# Records for processing start

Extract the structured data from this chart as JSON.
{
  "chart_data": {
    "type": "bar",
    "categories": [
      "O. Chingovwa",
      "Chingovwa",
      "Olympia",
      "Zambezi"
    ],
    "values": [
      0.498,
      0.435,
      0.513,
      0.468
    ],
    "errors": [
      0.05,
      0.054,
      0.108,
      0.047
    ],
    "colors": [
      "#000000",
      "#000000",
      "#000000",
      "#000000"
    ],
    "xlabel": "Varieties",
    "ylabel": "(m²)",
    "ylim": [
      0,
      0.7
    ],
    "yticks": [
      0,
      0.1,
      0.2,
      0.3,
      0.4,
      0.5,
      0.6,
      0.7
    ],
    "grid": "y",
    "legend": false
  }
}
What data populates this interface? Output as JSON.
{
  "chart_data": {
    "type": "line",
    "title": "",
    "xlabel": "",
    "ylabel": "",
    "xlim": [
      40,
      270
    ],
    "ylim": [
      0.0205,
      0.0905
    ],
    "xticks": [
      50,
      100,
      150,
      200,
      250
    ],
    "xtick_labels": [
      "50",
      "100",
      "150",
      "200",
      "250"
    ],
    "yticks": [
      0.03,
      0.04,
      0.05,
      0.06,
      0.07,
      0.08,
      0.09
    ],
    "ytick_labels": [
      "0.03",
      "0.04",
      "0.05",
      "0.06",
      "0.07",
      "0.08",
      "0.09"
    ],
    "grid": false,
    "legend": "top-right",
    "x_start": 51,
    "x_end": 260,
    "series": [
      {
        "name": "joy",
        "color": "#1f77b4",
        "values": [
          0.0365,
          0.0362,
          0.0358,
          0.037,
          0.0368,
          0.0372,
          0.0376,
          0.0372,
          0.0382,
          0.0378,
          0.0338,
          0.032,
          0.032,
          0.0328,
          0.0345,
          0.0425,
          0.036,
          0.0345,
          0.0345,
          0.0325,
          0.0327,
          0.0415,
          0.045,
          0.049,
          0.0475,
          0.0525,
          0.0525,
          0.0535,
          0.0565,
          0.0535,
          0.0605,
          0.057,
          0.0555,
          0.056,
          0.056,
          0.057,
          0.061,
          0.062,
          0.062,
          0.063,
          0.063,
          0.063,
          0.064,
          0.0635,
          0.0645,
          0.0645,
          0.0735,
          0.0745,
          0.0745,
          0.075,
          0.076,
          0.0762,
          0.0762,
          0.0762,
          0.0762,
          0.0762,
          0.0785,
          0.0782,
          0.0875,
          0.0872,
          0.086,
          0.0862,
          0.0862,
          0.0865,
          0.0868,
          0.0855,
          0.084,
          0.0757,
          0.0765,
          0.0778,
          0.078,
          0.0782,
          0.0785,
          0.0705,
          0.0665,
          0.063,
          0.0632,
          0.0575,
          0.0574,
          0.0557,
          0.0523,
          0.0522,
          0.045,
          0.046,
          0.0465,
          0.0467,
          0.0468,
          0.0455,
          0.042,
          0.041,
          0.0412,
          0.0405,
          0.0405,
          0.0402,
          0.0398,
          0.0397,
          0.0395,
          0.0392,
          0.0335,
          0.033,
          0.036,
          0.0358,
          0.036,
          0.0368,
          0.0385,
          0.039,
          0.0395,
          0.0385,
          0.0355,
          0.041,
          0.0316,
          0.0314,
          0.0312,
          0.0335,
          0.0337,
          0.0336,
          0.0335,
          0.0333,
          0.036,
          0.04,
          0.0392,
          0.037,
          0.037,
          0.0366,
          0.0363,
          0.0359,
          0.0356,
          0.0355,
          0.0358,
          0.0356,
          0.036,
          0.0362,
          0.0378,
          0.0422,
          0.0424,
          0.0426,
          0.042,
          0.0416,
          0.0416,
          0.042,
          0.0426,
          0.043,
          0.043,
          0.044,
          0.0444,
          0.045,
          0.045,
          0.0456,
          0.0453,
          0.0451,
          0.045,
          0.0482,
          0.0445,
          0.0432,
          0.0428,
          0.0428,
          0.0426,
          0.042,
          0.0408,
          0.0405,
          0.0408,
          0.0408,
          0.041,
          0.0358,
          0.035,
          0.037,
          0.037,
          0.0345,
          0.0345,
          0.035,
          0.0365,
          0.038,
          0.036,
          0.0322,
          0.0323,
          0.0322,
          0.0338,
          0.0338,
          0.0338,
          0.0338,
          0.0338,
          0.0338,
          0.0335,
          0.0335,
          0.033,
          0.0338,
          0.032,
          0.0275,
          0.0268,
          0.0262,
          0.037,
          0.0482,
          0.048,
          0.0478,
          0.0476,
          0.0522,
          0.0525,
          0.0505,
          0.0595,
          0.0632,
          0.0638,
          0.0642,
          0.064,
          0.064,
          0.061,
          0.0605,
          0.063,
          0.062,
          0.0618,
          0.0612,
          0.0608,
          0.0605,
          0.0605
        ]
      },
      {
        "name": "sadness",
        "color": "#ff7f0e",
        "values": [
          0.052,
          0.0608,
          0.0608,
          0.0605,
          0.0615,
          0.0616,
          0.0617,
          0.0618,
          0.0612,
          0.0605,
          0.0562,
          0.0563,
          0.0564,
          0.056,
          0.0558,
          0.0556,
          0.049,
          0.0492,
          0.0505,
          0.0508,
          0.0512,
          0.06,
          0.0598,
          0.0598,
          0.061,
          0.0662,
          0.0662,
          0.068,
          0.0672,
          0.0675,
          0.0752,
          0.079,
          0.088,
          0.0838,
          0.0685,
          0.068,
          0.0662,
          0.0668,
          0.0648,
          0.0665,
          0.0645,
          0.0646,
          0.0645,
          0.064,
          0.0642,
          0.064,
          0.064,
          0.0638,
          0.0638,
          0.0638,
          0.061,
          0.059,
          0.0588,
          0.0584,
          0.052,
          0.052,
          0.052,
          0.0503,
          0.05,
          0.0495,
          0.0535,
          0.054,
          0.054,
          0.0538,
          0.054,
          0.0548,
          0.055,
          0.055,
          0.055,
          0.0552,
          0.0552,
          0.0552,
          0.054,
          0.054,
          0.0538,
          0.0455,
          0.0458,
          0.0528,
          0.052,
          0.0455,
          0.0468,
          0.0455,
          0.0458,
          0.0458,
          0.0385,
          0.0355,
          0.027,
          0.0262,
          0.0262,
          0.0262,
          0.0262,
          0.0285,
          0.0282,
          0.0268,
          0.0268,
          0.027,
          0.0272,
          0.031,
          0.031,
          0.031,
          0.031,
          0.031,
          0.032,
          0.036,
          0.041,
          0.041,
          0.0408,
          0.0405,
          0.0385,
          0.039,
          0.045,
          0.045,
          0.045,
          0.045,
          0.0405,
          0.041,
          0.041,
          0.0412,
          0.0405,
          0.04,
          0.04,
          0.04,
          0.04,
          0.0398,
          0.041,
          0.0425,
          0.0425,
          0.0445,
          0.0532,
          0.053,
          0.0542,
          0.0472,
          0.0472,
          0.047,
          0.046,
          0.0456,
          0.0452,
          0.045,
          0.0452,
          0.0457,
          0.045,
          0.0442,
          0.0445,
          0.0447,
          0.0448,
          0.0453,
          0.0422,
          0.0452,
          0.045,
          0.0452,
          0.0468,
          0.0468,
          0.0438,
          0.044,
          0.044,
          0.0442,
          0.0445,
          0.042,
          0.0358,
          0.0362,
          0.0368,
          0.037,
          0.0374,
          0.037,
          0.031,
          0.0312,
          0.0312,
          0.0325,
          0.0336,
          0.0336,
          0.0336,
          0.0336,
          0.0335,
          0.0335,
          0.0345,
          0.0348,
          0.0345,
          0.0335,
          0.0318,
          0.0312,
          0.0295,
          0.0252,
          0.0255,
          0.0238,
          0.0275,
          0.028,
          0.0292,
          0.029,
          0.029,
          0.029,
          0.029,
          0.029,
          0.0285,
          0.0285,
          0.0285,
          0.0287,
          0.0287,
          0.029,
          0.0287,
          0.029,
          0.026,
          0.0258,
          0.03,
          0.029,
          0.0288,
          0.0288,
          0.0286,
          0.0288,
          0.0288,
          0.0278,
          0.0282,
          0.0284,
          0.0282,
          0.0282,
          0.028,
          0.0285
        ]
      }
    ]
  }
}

# Records for processing end

▶ [Short exercise] Collect from the data above every line that includes "JSON".

▶ [Exercise result]
Extract the structured data from this chart as JSON.
What data populates this interface? Output as JSON.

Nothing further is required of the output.